(Saved entries)
◇ ◇ ◇ ◇
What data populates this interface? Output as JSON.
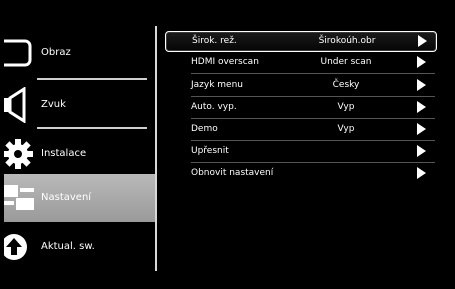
{
  "left_menu": {
    "items": [
      {
        "label": "Obraz",
        "icon": "picture-icon"
      },
      {
        "label": "Zvuk",
        "icon": "speaker-icon"
      },
      {
        "label": "Instalace",
        "icon": "gear-icon"
      },
      {
        "label": "Nastavení",
        "icon": "settings-sliders-icon",
        "selected": true
      },
      {
        "label": "Aktual. sw.",
        "icon": "update-icon"
      }
    ]
  },
  "settings": {
    "rows": [
      {
        "name": "Širok. rež.",
        "value": "Širokoúh.obr",
        "focused": true
      },
      {
        "name": "HDMI overscan",
        "value": "Under scan"
      },
      {
        "name": "Jazyk menu",
        "value": "Česky"
      },
      {
        "name": "Auto. vyp.",
        "value": "Vyp"
      },
      {
        "name": "Demo",
        "value": "Vyp"
      },
      {
        "name": "Upřesnit",
        "value": ""
      },
      {
        "name": "Obnovit nastavení",
        "value": ""
      }
    ]
  }
}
◇ ◇ ◇ ◇
■ DIRECTIONS FOR THIS TASK: Do not copy the pictures, but repeat every line exactly.

■ FULL RESPONSE:
What data populates this interface? Output as JSON.
{
  "left_menu": {
    "items": [
      {
        "label": "Obraz",
        "icon": "picture-icon"
      },
      {
        "label": "Zvuk",
        "icon": "speaker-icon"
      },
      {
        "label": "Instalace",
        "icon": "gear-icon"
      },
      {
        "label": "Nastavení",
        "icon": "settings-sliders-icon",
        "selected": true
      },
      {
        "label": "Aktual. sw.",
        "icon": "update-icon"
      }
    ]
  },
  "settings": {
    "rows": [
      {
        "name": "Širok. rež.",
        "value": "Širokoúh.obr",
        "focused": true
      },
      {
        "name": "HDMI overscan",
        "value": "Under scan"
      },
      {
        "name": "Jazyk menu",
        "value": "Česky"
      },
      {
        "name": "Auto. vyp.",
        "value": "Vyp"
      },
      {
        "name": "Demo",
        "value": "Vyp"
      },
      {
        "name": "Upřesnit",
        "value": ""
      },
      {
        "name": "Obnovit nastavení",
        "value": ""
      }
    ]
  }
}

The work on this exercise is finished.